Written instruction |
The records below should be written out again, exactly.

═════ Recorded data

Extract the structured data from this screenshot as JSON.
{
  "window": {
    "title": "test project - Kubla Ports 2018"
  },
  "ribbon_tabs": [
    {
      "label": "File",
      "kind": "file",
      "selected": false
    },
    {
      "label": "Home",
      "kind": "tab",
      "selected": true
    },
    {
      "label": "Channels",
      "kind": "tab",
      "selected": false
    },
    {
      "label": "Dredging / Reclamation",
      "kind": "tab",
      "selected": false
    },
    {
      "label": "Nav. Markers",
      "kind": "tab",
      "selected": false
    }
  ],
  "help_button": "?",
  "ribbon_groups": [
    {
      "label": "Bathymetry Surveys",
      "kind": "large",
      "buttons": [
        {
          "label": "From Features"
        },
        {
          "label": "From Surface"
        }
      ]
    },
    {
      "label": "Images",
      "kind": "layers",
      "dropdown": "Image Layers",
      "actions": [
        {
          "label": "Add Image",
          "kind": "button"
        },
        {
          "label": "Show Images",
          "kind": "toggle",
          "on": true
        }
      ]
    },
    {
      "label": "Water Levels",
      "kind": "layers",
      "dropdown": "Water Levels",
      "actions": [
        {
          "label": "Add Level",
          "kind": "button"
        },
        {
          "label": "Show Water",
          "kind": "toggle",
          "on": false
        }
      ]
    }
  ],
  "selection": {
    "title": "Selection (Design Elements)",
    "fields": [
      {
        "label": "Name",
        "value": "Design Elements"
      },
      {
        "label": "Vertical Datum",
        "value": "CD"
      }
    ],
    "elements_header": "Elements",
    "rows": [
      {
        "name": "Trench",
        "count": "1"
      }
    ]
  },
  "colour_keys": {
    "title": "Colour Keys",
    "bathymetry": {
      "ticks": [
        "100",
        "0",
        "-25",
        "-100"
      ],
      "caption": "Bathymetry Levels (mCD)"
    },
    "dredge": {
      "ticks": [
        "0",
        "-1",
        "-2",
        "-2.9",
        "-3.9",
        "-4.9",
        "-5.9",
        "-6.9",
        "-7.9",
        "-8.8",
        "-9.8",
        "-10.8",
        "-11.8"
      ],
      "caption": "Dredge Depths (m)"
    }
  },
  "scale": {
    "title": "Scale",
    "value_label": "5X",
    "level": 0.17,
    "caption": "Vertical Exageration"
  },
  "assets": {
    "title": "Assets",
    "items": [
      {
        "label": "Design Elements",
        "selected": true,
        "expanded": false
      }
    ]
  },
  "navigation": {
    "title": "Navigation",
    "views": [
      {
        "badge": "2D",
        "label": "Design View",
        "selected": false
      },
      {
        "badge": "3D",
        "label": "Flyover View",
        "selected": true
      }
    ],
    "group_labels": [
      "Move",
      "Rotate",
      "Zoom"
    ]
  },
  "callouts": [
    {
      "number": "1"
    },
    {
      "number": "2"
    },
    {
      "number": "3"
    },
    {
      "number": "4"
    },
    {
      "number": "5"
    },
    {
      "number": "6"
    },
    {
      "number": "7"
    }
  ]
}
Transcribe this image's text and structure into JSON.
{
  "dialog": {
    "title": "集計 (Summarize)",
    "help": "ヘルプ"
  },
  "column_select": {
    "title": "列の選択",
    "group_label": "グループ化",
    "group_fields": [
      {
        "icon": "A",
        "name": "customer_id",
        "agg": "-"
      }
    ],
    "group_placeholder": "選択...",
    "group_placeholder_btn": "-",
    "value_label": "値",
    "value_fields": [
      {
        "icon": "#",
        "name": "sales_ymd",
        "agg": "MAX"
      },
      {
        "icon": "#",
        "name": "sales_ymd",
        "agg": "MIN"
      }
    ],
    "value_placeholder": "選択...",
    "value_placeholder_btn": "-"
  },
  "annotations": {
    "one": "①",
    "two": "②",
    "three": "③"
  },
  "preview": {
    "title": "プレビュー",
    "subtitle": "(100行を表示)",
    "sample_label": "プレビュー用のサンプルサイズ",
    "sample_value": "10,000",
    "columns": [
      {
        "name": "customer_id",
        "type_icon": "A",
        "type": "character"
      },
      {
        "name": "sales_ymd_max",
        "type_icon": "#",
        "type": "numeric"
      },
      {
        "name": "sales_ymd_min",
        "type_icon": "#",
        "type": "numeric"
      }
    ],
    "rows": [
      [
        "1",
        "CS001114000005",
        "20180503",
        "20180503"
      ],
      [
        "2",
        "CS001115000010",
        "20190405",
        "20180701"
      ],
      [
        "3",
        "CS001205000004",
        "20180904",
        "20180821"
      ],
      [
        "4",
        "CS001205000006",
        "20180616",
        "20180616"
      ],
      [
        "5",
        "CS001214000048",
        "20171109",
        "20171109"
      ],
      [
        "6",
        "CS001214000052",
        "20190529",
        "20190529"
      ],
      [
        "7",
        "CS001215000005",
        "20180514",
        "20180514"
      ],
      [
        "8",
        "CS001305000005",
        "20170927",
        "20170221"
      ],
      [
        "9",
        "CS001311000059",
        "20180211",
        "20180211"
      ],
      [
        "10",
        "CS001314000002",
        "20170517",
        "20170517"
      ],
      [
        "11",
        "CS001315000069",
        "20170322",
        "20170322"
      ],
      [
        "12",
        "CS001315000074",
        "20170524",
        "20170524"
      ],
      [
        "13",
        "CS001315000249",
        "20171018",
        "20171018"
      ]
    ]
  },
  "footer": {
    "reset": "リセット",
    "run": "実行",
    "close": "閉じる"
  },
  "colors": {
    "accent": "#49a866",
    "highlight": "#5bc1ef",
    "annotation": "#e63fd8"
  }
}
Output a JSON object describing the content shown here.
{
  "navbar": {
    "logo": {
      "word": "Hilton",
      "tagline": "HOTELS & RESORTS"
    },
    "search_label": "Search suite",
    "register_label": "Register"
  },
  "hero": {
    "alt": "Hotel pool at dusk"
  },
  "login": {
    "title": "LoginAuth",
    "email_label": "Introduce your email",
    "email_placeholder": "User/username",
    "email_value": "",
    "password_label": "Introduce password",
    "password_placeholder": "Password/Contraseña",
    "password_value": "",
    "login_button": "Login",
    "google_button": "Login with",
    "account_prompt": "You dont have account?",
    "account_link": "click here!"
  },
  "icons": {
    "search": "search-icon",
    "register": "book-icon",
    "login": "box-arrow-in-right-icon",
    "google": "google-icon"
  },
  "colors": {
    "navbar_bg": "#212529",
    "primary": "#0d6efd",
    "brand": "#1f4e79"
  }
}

══════════

Correct result |
Extract the structured data from this screenshot as JSON.
{
  "window": {
    "title": "test project - Kubla Ports 2018"
  },
  "ribbon_tabs": [
    {
      "label": "File",
      "kind": "file",
      "selected": false
    },
    {
      "label": "Home",
      "kind": "tab",
      "selected": true
    },
    {
      "label": "Channels",
      "kind": "tab",
      "selected": false
    },
    {
      "label": "Dredging / Reclamation",
      "kind": "tab",
      "selected": false
    },
    {
      "label": "Nav. Markers",
      "kind": "tab",
      "selected": false
    }
  ],
  "help_button": "?",
  "ribbon_groups": [
    {
      "label": "Bathymetry Surveys",
      "kind": "large",
      "buttons": [
        {
          "label": "From Features"
        },
        {
          "label": "From Surface"
        }
      ]
    },
    {
      "label": "Images",
      "kind": "layers",
      "dropdown": "Image Layers",
      "actions": [
        {
          "label": "Add Image",
          "kind": "button"
        },
        {
          "label": "Show Images",
          "kind": "toggle",
          "on": true
        }
      ]
    },
    {
      "label": "Water Levels",
      "kind": "layers",
      "dropdown": "Water Levels",
      "actions": [
        {
          "label": "Add Level",
          "kind": "button"
        },
        {
          "label": "Show Water",
          "kind": "toggle",
          "on": false
        }
      ]
    }
  ],
  "selection": {
    "title": "Selection (Design Elements)",
    "fields": [
      {
        "label": "Name",
        "value": "Design Elements"
      },
      {
        "label": "Vertical Datum",
        "value": "CD"
      }
    ],
    "elements_header": "Elements",
    "rows": [
      {
        "name": "Trench",
        "count": "1"
      }
    ]
  },
  "colour_keys": {
    "title": "Colour Keys",
    "bathymetry": {
      "ticks": [
        "100",
        "0",
        "-25",
        "-100"
      ],
      "caption": "Bathymetry Levels (mCD)"
    },
    "dredge": {
      "ticks": [
        "0",
        "-1",
        "-2",
        "-2.9",
        "-3.9",
        "-4.9",
        "-5.9",
        "-6.9",
        "-7.9",
        "-8.8",
        "-9.8",
        "-10.8",
        "-11.8"
      ],
      "caption": "Dredge Depths (m)"
    }
  },
  "scale": {
    "title": "Scale",
    "value_label": "5X",
    "level": 0.17,
    "caption": "Vertical Exageration"
  },
  "assets": {
    "title": "Assets",
    "items": [
      {
        "label": "Design Elements",
        "selected": true,
        "expanded": false
      }
    ]
  },
  "navigation": {
    "title": "Navigation",
    "views": [
      {
        "badge": "2D",
        "label": "Design View",
        "selected": false
      },
      {
        "badge": "3D",
        "label": "Flyover View",
        "selected": true
      }
    ],
    "group_labels": [
      "Move",
      "Rotate",
      "Zoom"
    ]
  },
  "callouts": [
    {
      "number": "1"
    },
    {
      "number": "2"
    },
    {
      "number": "3"
    },
    {
      "number": "4"
    },
    {
      "number": "5"
    },
    {
      "number": "6"
    },
    {
      "number": "7"
    }
  ]
}
Transcribe this image's text and structure into JSON.
{
  "dialog": {
    "title": "集計 (Summarize)",
    "help": "ヘルプ"
  },
  "column_select": {
    "title": "列の選択",
    "group_label": "グループ化",
    "group_fields": [
      {
        "icon": "A",
        "name": "customer_id",
        "agg": "-"
      }
    ],
    "group_placeholder": "選択...",
    "group_placeholder_btn": "-",
    "value_label": "値",
    "value_fields": [
      {
        "icon": "#",
        "name": "sales_ymd",
        "agg": "MAX"
      },
      {
        "icon": "#",
        "name": "sales_ymd",
        "agg": "MIN"
      }
    ],
    "value_placeholder": "選択...",
    "value_placeholder_btn": "-"
  },
  "annotations": {
    "one": "①",
    "two": "②",
    "three": "③"
  },
  "preview": {
    "title": "プレビュー",
    "subtitle": "(100行を表示)",
    "sample_label": "プレビュー用のサンプルサイズ",
    "sample_value": "10,000",
    "columns": [
      {
        "name": "customer_id",
        "type_icon": "A",
        "type": "character"
      },
      {
        "name": "sales_ymd_max",
        "type_icon": "#",
        "type": "numeric"
      },
      {
        "name": "sales_ymd_min",
        "type_icon": "#",
        "type": "numeric"
      }
    ],
    "rows": [
      [
        "1",
        "CS001114000005",
        "20180503",
        "20180503"
      ],
      [
        "2",
        "CS001115000010",
        "20190405",
        "20180701"
      ],
      [
        "3",
        "CS001205000004",
        "20180904",
        "20180821"
      ],
      [
        "4",
        "CS001205000006",
        "20180616",
        "20180616"
      ],
      [
        "5",
        "CS001214000048",
        "20171109",
        "20171109"
      ],
      [
        "6",
        "CS001214000052",
        "20190529",
        "20190529"
      ],
      [
        "7",
        "CS001215000005",
        "20180514",
        "20180514"
      ],
      [
        "8",
        "CS001305000005",
        "20170927",
        "20170221"
      ],
      [
        "9",
        "CS001311000059",
        "20180211",
        "20180211"
      ],
      [
        "10",
        "CS001314000002",
        "20170517",
        "20170517"
      ],
      [
        "11",
        "CS001315000069",
        "20170322",
        "20170322"
      ],
      [
        "12",
        "CS001315000074",
        "20170524",
        "20170524"
      ],
      [
        "13",
        "CS001315000249",
        "20171018",
        "20171018"
      ]
    ]
  },
  "footer": {
    "reset": "リセット",
    "run": "実行",
    "close": "閉じる"
  },
  "colors": {
    "accent": "#49a866",
    "highlight": "#5bc1ef",
    "annotation": "#e63fd8"
  }
}
Output a JSON object describing the content shown here.
{
  "navbar": {
    "logo": {
      "word": "Hilton",
      "tagline": "HOTELS & RESORTS"
    },
    "search_label": "Search suite",
    "register_label": "Register"
  },
  "hero": {
    "alt": "Hotel pool at dusk"
  },
  "login": {
    "title": "LoginAuth",
    "email_label": "Introduce your email",
    "email_placeholder": "User/username",
    "email_value": "",
    "password_label": "Introduce password",
    "password_placeholder": "Password/Contraseña",
    "password_value": "",
    "login_button": "Login",
    "google_button": "Login with",
    "account_prompt": "You dont have account?",
    "account_link": "click here!"
  },
  "icons": {
    "search": "search-icon",
    "register": "book-icon",
    "login": "box-arrow-in-right-icon",
    "google": "google-icon"
  },
  "colors": {
    "navbar_bg": "#212529",
    "primary": "#0d6efd",
    "brand": "#1f4e79"
  }
}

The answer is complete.